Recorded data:
_ _ _ _ _

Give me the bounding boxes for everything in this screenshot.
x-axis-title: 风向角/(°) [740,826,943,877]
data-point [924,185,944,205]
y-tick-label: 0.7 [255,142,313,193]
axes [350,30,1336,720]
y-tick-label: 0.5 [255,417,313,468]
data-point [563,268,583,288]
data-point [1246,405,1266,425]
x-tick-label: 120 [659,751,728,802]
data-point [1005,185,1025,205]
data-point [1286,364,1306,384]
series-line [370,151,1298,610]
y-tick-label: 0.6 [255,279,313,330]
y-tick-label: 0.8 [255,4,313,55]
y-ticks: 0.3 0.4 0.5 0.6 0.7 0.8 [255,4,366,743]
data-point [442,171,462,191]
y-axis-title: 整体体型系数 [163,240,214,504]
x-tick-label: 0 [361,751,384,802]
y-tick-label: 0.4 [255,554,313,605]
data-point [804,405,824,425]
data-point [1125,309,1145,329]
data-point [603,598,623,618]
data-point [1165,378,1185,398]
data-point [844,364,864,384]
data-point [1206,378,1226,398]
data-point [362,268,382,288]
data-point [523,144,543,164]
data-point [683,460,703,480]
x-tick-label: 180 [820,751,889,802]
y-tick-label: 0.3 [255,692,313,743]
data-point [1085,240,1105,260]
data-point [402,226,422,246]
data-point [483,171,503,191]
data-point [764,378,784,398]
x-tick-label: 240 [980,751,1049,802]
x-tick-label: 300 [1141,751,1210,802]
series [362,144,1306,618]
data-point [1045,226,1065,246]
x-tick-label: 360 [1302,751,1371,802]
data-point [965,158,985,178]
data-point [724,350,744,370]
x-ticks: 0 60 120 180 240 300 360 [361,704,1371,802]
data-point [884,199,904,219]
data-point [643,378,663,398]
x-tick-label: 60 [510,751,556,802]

_ _ _ _ _

* _BRIEF_: Format the material from its first line through the line containing "y-ticks: 0.3 0.4", both included, as a JSON list of strings, one string per line, with blank lines left out.

* _RESPONSE_:
[
  "Give me the bounding boxes for everything in this screenshot.",
  "x-axis-title: 风向角/(°) [740,826,943,877]",
  "data-point [924,185,944,205]",
  "y-tick-label: 0.7 [255,142,313,193]",
  "axes [350,30,1336,720]",
  "y-tick-label: 0.5 [255,417,313,468]",
  "data-point [563,268,583,288]",
  "data-point [1246,405,1266,425]",
  "x-tick-label: 120 [659,751,728,802]",
  "data-point [1005,185,1025,205]",
  "data-point [1286,364,1306,384]",
  "series-line [370,151,1298,610]",
  "y-tick-label: 0.6 [255,279,313,330]",
  "y-tick-label: 0.8 [255,4,313,55]",
  "y-ticks: 0.3 0.4 0.5 0.6 0.7 0.8 [255,4,366,743]"
]